▶ _DIRECTION_
Pull out the lines from the one with "710, 42, 716]" to the one with "13, 1167, 35]", both included, and copy them word for word.

▶ _INPUT RECORDS_
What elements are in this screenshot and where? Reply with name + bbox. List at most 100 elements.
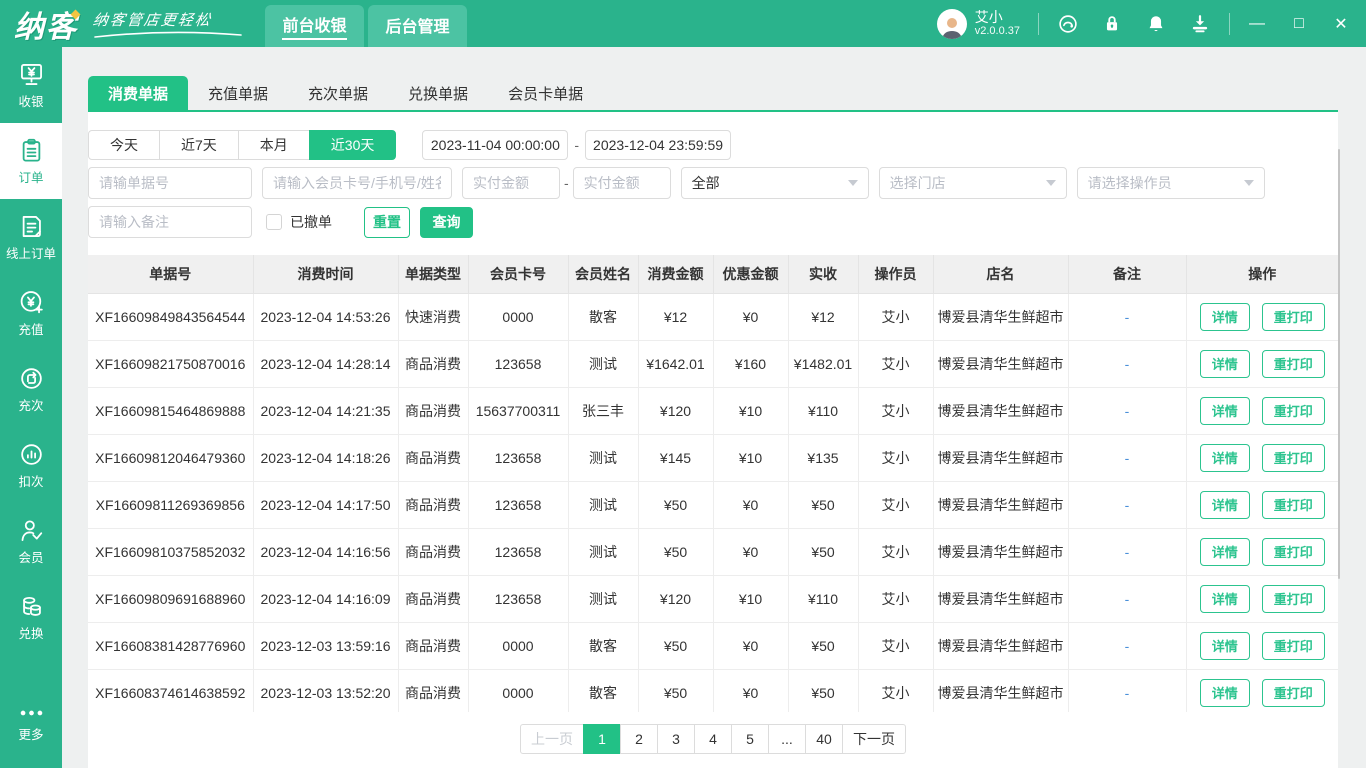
more-icon	[20, 710, 42, 716]
date-range-dash: -	[574, 137, 580, 153]
cell-member-card: 0000	[468, 293, 569, 341]
sidebar-item-recharge-times[interactable]: 充次	[0, 351, 62, 427]
notification-bell-icon[interactable]	[1145, 13, 1167, 35]
quick-date-7days[interactable]: 近7天	[159, 130, 239, 160]
detail-button[interactable]: 详情	[1199, 443, 1250, 472]
reprint-button[interactable]: 重打印	[1261, 631, 1325, 660]
order-type-select-value: 全部	[691, 175, 720, 191]
store-select[interactable]: 选择门店	[878, 167, 1067, 199]
pagination-prev[interactable]: 上一页	[520, 724, 584, 754]
reprint-button[interactable]: 重打印	[1261, 537, 1325, 566]
reprint-button[interactable]: 重打印	[1261, 443, 1325, 472]
tab-consume-orders[interactable]: 消费单据	[88, 76, 189, 110]
tab-member-card-orders[interactable]: 会员卡单据	[488, 76, 603, 110]
cell-remark: -	[1068, 293, 1187, 341]
order-no-input[interactable]	[88, 167, 252, 199]
cell-remark: -	[1068, 387, 1187, 435]
reprint-button[interactable]: 重打印	[1261, 396, 1325, 425]
reprint-button[interactable]: 重打印	[1261, 349, 1325, 378]
detail-button[interactable]: 详情	[1199, 584, 1250, 613]
revoked-checkbox[interactable]	[266, 214, 282, 230]
nav-back-management[interactable]: 后台管理	[368, 5, 467, 47]
lock-icon[interactable]	[1101, 13, 1123, 35]
close-button[interactable]: ✕	[1332, 14, 1350, 34]
maximize-button[interactable]: □	[1290, 15, 1308, 33]
tab-recharge-times-orders[interactable]: 充次单据	[288, 76, 388, 110]
detail-button[interactable]: 详情	[1199, 678, 1250, 707]
date-from-input[interactable]	[422, 130, 569, 160]
filter-row-actions: 已撤单 重置 查询	[88, 206, 1338, 238]
quick-date-today[interactable]: 今天	[88, 130, 160, 160]
quick-date-month[interactable]: 本月	[237, 130, 310, 160]
amount-max-input[interactable]	[572, 167, 671, 199]
reprint-button[interactable]: 重打印	[1261, 678, 1325, 707]
reset-button[interactable]: 重置	[364, 206, 410, 238]
cell-operator: 艾小	[858, 434, 934, 482]
cell-consume-time: 2023-12-04 14:16:09	[253, 575, 399, 623]
amount-min-input[interactable]	[462, 167, 560, 199]
reprint-button[interactable]: 重打印	[1261, 302, 1325, 331]
pagination-page[interactable]: 3	[657, 724, 695, 754]
detail-button[interactable]: 详情	[1199, 631, 1250, 660]
pagination-page[interactable]: 1	[583, 724, 621, 754]
user-name: 艾小	[974, 8, 1003, 25]
cell-actions: 详情 重打印	[1186, 434, 1338, 482]
sidebar-item-exchange[interactable]: 兑换	[0, 579, 62, 655]
operator-select[interactable]: 请选择操作员	[1076, 167, 1265, 199]
sidebar-item-recharge[interactable]: 充值	[0, 275, 62, 351]
detail-button[interactable]: 详情	[1199, 537, 1250, 566]
sidebar-item-deduct-times[interactable]: 扣次	[0, 427, 62, 503]
pagination-ellipsis[interactable]: ...	[768, 724, 806, 754]
cell-member-card: 0000	[468, 669, 569, 712]
cell-order-type: 商品消费	[398, 575, 469, 623]
cell-actions: 详情 重打印	[1186, 293, 1338, 341]
sidebar-item-members[interactable]: 会员	[0, 503, 62, 579]
cell-discount-amount: ¥10	[713, 387, 789, 435]
date-to-input[interactable]	[585, 130, 732, 160]
cell-discount-amount: ¥0	[713, 528, 789, 576]
support-icon[interactable]	[1057, 13, 1079, 35]
cell-paid-amount: ¥50	[788, 669, 859, 712]
tab-exchange-orders[interactable]: 兑换单据	[388, 76, 488, 110]
scrollbar-thumb[interactable]	[1338, 149, 1340, 579]
tab-recharge-orders[interactable]: 充值单据	[188, 76, 288, 110]
sidebar-item-label: 充值	[18, 322, 44, 337]
query-button[interactable]: 查询	[420, 206, 473, 238]
pagination-page[interactable]: 2	[620, 724, 658, 754]
user-chip[interactable]: 艾小 v2.0.0.37	[936, 8, 1020, 39]
sidebar-item-orders[interactable]: 订单	[0, 123, 62, 199]
pagination-next[interactable]: 下一页	[842, 724, 906, 754]
download-update-icon[interactable]	[1189, 13, 1211, 35]
order-type-select[interactable]: 全部	[680, 167, 869, 199]
table-row: XF16609812046479360 2023-12-04 14:18:26 …	[88, 434, 1338, 482]
revoked-checkbox-wrap[interactable]: 已撤单	[266, 212, 332, 232]
sidebar: 收银 订单 线上订单 充值 充次 扣次 会员 兑换 更多	[0, 47, 62, 768]
deduct-times-icon	[20, 443, 42, 465]
sidebar-item-cashier[interactable]: 收银	[0, 47, 62, 123]
pagination-page[interactable]: 5	[731, 724, 769, 754]
cell-consume-amount: ¥145	[638, 434, 714, 482]
minimize-button[interactable]: —	[1248, 15, 1266, 33]
detail-button[interactable]: 详情	[1199, 302, 1250, 331]
cell-paid-amount: ¥110	[788, 575, 859, 623]
sidebar-item-more[interactable]: 更多	[0, 686, 62, 762]
sidebar-item-online-orders[interactable]: 线上订单	[0, 199, 62, 275]
header-actions: 操作	[1186, 255, 1338, 294]
detail-button[interactable]: 详情	[1199, 349, 1250, 378]
scrollbar[interactable]	[1338, 149, 1340, 768]
sidebar-item-label: 充次	[18, 398, 44, 413]
detail-button[interactable]: 详情	[1199, 490, 1250, 519]
reprint-button[interactable]: 重打印	[1261, 490, 1325, 519]
pagination-page[interactable]: 40	[805, 724, 843, 754]
detail-button[interactable]: 详情	[1199, 396, 1250, 425]
remark-input[interactable]	[88, 206, 252, 238]
nav-front-cashier[interactable]: 前台收银	[265, 5, 364, 47]
member-search-input[interactable]	[262, 167, 452, 199]
pagination-page[interactable]: 4	[694, 724, 732, 754]
cell-order-type: 快速消费	[398, 293, 469, 341]
table-row: XF16609811269369856 2023-12-04 14:17:50 …	[88, 481, 1338, 529]
reprint-button[interactable]: 重打印	[1261, 584, 1325, 613]
cell-member-name: 散客	[568, 293, 639, 341]
quick-date-30days[interactable]: 近30天	[308, 130, 397, 160]
cell-remark: -	[1068, 340, 1187, 388]
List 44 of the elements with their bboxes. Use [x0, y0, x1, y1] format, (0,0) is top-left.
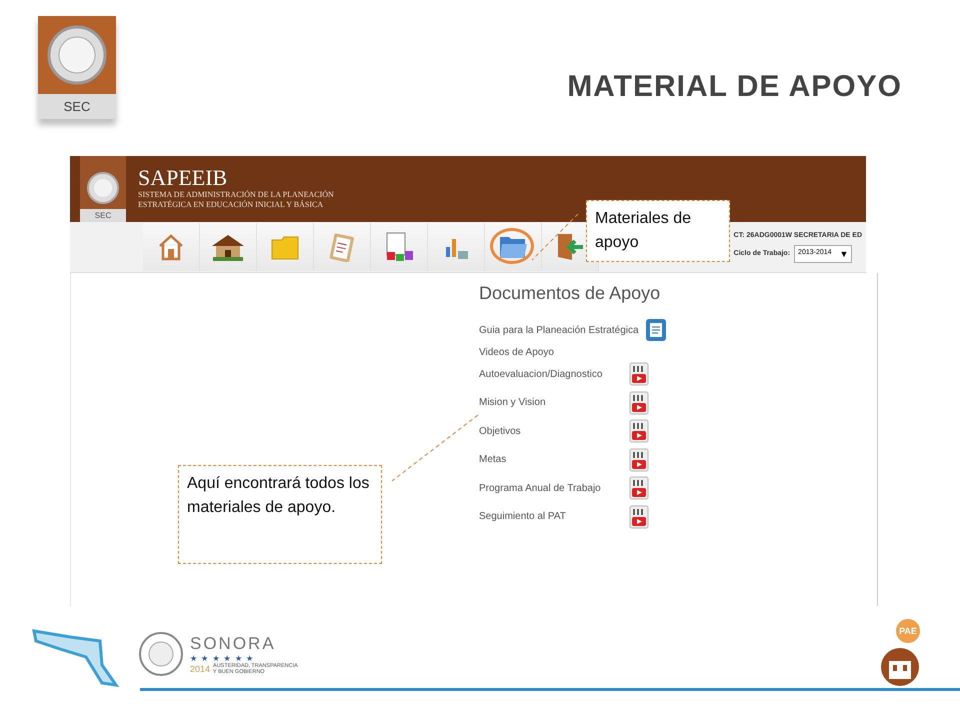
highlight-circle [490, 228, 534, 264]
folder-icon [271, 234, 299, 260]
stars-row-text: ★ ★ ★ ★ ★ ★ [190, 654, 256, 662]
seal-icon [138, 631, 184, 677]
video-icon[interactable] [629, 476, 649, 500]
folder-icon [498, 234, 528, 260]
logo-label: SEC [80, 209, 126, 222]
document-link[interactable]: Autoevaluacion/Diagnostico [479, 368, 623, 380]
callout-note: Materiales de apoyo [586, 200, 730, 262]
video-icon[interactable] [629, 419, 649, 444]
year-label: 2014 [190, 664, 210, 674]
video-icon[interactable] [629, 362, 649, 386]
document-link[interactable]: Guia para la Planeación Estratégica [479, 324, 639, 336]
document-link[interactable]: Mision y Vision [479, 397, 623, 408]
toolbar-button[interactable] [485, 223, 542, 271]
document-link[interactable]: Objetivos [479, 426, 623, 437]
video-icon[interactable] [629, 504, 649, 529]
toolbar-button[interactable] [143, 223, 200, 271]
house-icon [211, 233, 245, 261]
document-link[interactable]: Seguimiento al PAT [479, 511, 623, 522]
document-link[interactable]: Metas [479, 454, 623, 466]
seal-icon [47, 25, 107, 85]
word-document-icon[interactable] [644, 318, 667, 342]
callout-note: Aquí encontrará todos los materiales de apoyo. [178, 465, 382, 564]
toolbar-button[interactable] [371, 223, 428, 271]
subheading: Videos de Apoyo [479, 346, 554, 358]
logo-label: SEC [38, 94, 116, 119]
program-badge: PAE [896, 619, 920, 643]
app-subtitle: ESTRATÉGICA EN EDUCACIÓN INICIAL Y BÁSICA [138, 200, 324, 210]
video-icon[interactable] [629, 448, 649, 472]
document-link[interactable]: Programa Anual de Trabajo [479, 482, 623, 494]
leader-line [530, 212, 580, 262]
state-map-icon [30, 627, 120, 687]
building-icon [880, 647, 920, 687]
exit-door-icon [555, 232, 585, 262]
seal-icon [86, 171, 120, 205]
app-name: SAPEEIB [138, 166, 228, 190]
section-heading: Documentos de Apoyo [479, 283, 662, 304]
toolbar-button[interactable] [200, 223, 257, 271]
slide-title: MATERIAL DE APOYO [567, 70, 902, 104]
state-name: SONORA [190, 634, 277, 654]
app-subtitle: SISTEMA DE ADMINISTRACIÓN DE LA PLANEACIÓN [138, 190, 334, 200]
home-icon [158, 233, 184, 261]
video-icon[interactable] [629, 390, 649, 415]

▶ _THE SOLUTION_
more-icon	[20, 710, 42, 716]
date-range-dash: -	[574, 137, 580, 153]
cell-member-card: 0000	[468, 293, 569, 341]
sidebar-item-recharge-times[interactable]: 充次	[0, 351, 62, 427]
notification-bell-icon[interactable]	[1145, 13, 1167, 35]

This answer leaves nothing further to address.